Given problem: Type out the material below exactly.

Input data:
>> START
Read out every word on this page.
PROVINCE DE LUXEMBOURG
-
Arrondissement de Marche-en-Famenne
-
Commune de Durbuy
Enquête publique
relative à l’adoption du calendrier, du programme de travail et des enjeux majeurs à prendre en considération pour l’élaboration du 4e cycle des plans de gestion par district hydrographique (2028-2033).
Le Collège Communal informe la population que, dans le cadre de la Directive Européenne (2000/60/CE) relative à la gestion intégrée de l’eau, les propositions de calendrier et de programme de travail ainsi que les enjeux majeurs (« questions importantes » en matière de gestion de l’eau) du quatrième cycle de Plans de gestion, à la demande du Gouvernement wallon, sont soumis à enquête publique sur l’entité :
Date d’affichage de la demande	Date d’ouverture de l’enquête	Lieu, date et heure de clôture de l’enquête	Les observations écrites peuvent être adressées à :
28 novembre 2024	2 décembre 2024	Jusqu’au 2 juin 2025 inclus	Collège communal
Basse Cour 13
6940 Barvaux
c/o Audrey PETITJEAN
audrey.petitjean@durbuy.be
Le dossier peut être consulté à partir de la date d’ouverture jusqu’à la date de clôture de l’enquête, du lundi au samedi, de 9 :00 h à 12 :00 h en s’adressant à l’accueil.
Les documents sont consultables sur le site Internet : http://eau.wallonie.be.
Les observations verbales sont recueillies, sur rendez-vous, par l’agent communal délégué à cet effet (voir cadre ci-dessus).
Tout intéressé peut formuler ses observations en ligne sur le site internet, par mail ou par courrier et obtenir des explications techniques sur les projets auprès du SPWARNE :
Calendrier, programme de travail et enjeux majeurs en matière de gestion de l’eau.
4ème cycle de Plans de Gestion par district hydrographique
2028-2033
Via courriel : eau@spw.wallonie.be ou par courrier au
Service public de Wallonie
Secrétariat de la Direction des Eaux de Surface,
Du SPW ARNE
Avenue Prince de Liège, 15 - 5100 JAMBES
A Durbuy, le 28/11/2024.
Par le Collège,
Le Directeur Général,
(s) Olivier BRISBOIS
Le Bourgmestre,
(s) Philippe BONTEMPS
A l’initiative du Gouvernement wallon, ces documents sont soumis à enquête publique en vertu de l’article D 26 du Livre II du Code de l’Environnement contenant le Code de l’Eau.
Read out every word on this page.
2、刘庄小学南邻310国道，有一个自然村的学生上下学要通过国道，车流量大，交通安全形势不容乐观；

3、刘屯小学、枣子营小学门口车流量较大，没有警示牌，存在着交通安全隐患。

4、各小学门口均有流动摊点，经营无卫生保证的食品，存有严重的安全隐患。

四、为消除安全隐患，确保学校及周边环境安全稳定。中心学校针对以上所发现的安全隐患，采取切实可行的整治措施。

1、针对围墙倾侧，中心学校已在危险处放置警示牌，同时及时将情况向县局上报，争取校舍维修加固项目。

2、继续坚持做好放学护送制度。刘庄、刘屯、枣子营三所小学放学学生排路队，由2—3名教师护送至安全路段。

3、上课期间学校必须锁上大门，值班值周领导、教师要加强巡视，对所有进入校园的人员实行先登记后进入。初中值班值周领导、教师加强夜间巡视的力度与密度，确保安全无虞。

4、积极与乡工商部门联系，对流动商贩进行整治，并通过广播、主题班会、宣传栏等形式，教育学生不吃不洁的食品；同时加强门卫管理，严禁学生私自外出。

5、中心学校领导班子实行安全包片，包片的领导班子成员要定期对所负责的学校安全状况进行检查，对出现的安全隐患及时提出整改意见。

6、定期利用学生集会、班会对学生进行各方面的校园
>> END
Result:
Read out every word on this page.
PROVINCE DE LUXEMBOURG
-
Arrondissement de Marche-en-Famenne
-
Commune de Durbuy
Enquête publique
relative à l’adoption du calendrier, du programme de travail et des enjeux majeurs à prendre en considération pour l’élaboration du 4e cycle des plans de gestion par district hydrographique (2028-2033).
Le Collège Communal informe la population que, dans le cadre de la Directive Européenne (2000/60/CE) relative à la gestion intégrée de l’eau, les propositions de calendrier et de programme de travail ainsi que les enjeux majeurs (« questions importantes » en matière de gestion de l’eau) du quatrième cycle de Plans de gestion, à la demande du Gouvernement wallon, sont soumis à enquête publique sur l’entité :
Date d’affichage de la demande	Date d’ouverture de l’enquête	Lieu, date et heure de clôture de l’enquête	Les observations écrites peuvent être adressées à :
28 novembre 2024	2 décembre 2024	Jusqu’au 2 juin 2025 inclus	Collège communal
Basse Cour 13
6940 Barvaux
c/o Audrey PETITJEAN
audrey.petitjean@durbuy.be
Le dossier peut être consulté à partir de la date d’ouverture jusqu’à la date de clôture de l’enquête, du lundi au samedi, de 9 :00 h à 12 :00 h en s’adressant à l’accueil.
Les documents sont consultables sur le site Internet : http://eau.wallonie.be.
Les observations verbales sont recueillies, sur rendez-vous, par l’agent communal délégué à cet effet (voir cadre ci-dessus).
Tout intéressé peut formuler ses observations en ligne sur le site internet, par mail ou par courrier et obtenir des explications techniques sur les projets auprès du SPWARNE :
Calendrier, programme de travail et enjeux majeurs en matière de gestion de l’eau.
4ème cycle de Plans de Gestion par district hydrographique
2028-2033
Via courriel : eau@spw.wallonie.be ou par courrier au
Service public de Wallonie
Secrétariat de la Direction des Eaux de Surface,
Du SPW ARNE
Avenue Prince de Liège, 15 - 5100 JAMBES
A Durbuy, le 28/11/2024.
Par le Collège,
Le Directeur Général,
(s) Olivier BRISBOIS
Le Bourgmestre,
(s) Philippe BONTEMPS
A l’initiative du Gouvernement wallon, ces documents sont soumis à enquête publique en vertu de l’article D 26 du Livre II du Code de l’Environnement contenant le Code de l’Eau.
Read out every word on this page.
2、刘庄小学南邻310国道，有一个自然村的学生上下学要通过国道，车流量大，交通安全形势不容乐观；

3、刘屯小学、枣子营小学门口车流量较大，没有警示牌，存在着交通安全隐患。

4、各小学门口均有流动摊点，经营无卫生保证的食品，存有严重的安全隐患。

四、为消除安全隐患，确保学校及周边环境安全稳定。中心学校针对以上所发现的安全隐患，采取切实可行的整治措施。

1、针对围墙倾侧，中心学校已在危险处放置警示牌，同时及时将情况向县局上报，争取校舍维修加固项目。

2、继续坚持做好放学护送制度。刘庄、刘屯、枣子营三所小学放学学生排路队，由2—3名教师护送至安全路段。

3、上课期间学校必须锁上大门，值班值周领导、教师要加强巡视，对所有进入校园的人员实行先登记后进入。初中值班值周领导、教师加强夜间巡视的力度与密度，确保安全无虞。

4、积极与乡工商部门联系，对流动商贩进行整治，并通过广播、主题班会、宣传栏等形式，教育学生不吃不洁的食品；同时加强门卫管理，严禁学生私自外出。

5、中心学校领导班子实行安全包片，包片的领导班子成员要定期对所负责的学校安全状况进行检查，对出现的安全隐患及时提出整改意见。

6、定期利用学生集会、班会对学生进行各方面的校园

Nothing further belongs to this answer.